** BEGIN Provided passage **
For the love of money is a root of all kinds of evils. It is through this craving that some have wandered away from the faith and pierced themselves with many pangs. – 1 Timothy 6:10
In J.R.R. Tolkien's “The Lord of the Rings” – an interesting character named Gollum has a very scary obsession with the One Ring, which he calls “my precious”. He is so absorbed with the object and its powers that his life is consumed with the owning of it and to making sure no one gets it.
One Ring altered Gollum's behaviour. When he didn't have it, he became a weak and sorry creature. But, when he possessed it – it caused him to feel powerful and selfish.
Bill Ward recently authored a fascinating article entitled, “Possessed by Money” [StarTribune]. He interviewed a professor at the University of Minnesota (Kathleen Vohs) on some recent studies she's done on what happens in people's minds “in the context of wealth”.
Her findings showed that it wasn't so much that wealthy people were the ones who became “mean” or “standoffish”. It was those who were constantly in the pursuit of wealth.
** END Provided passage **
Set task:
According to the passage on money and possession, which people did Kathleen Vohs's findings show became "mean" or "standoffish"?
** BEGIN Data lines **
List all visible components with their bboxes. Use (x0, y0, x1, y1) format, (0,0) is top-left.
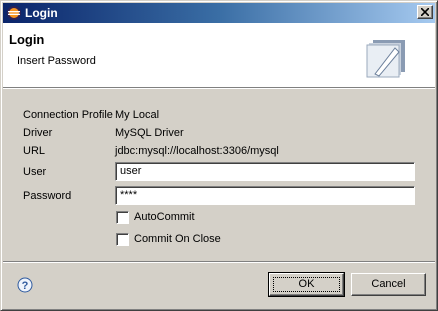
header-separator (3, 87, 435, 89)
header-message: Insert Password (17, 55, 96, 67)
user-field[interactable]: user (115, 162, 415, 181)
connection-profile-value: My Local (115, 109, 160, 121)
password-field[interactable]: **** (115, 186, 415, 205)
dialog-header: Login Insert Password (3, 23, 435, 87)
cancel-button[interactable]: Cancel (351, 273, 426, 296)
url-value: jdbc:mysql://localhost:3306/mysql (115, 145, 279, 157)
user-label: User (23, 166, 47, 178)
url-label: URL (23, 145, 46, 157)
ok-button[interactable]: OK (268, 272, 345, 297)
driver-label: Driver (23, 127, 53, 139)
eclipse-icon (7, 6, 21, 20)
login-dialog: Login Login Insert Password Connection P… (0, 0, 438, 311)
close-icon (421, 8, 429, 16)
commit-on-close-box[interactable] (116, 233, 129, 246)
cancel-button-label: Cancel (371, 278, 406, 290)
password-label: Password (23, 190, 72, 202)
title-bar[interactable]: Login (3, 3, 435, 23)
driver-value: MySQL Driver (115, 127, 184, 139)
autocommit-box[interactable] (116, 211, 129, 224)
header-title: Login (9, 32, 45, 47)
autocommit-label[interactable]: AutoCommit (134, 211, 195, 223)
close-button[interactable] (417, 5, 433, 19)
connection-profile-label: Connection Profile (23, 109, 113, 121)
svg-text:?: ? (22, 280, 29, 292)
window-title: Login (25, 6, 58, 20)
wizard-banner-icon (366, 40, 405, 78)
help-icon[interactable]: ? (17, 277, 33, 293)
focus-ring (273, 277, 340, 292)
footer-separator (3, 261, 435, 263)
commit-on-close-label[interactable]: Commit On Close (134, 233, 221, 245)
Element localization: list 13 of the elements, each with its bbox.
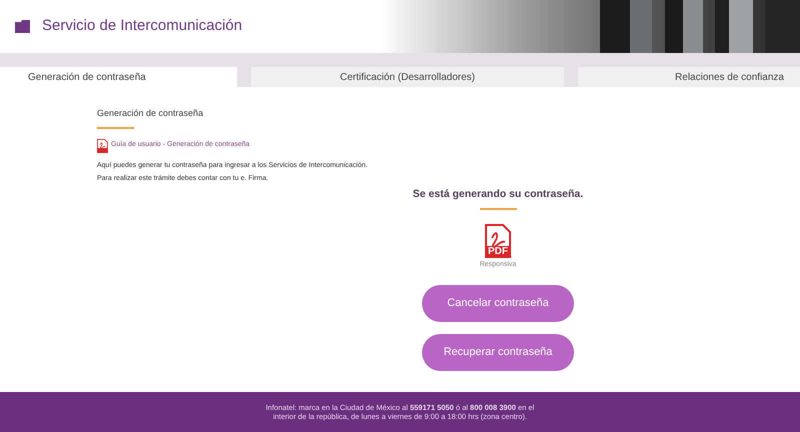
action-button[interactable]: Cancelar contraseña <box>422 284 574 322</box>
tab[interactable]: Certificación (Desarrolladores) <box>251 67 564 87</box>
tab[interactable]: Relaciones de confianza <box>578 67 800 87</box>
page-title: Servicio de Intercomunicación <box>42 16 242 36</box>
folder-icon <box>15 20 30 33</box>
pdf-icon <box>97 138 108 152</box>
section-title: Generación de contraseña <box>97 107 204 120</box>
pdf-icon: PDF <box>484 224 511 258</box>
status-message: Se está generando su contraseña. <box>412 186 584 202</box>
title-underline <box>97 126 134 128</box>
tab[interactable]: Generación de contraseña <box>0 67 237 87</box>
action-button[interactable]: Recuperar contraseña <box>422 334 574 371</box>
message-underline <box>480 208 516 210</box>
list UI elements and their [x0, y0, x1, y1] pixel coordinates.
** END Data lines **
Solution to this task:
Those who were constantly in the pursuit of wealth.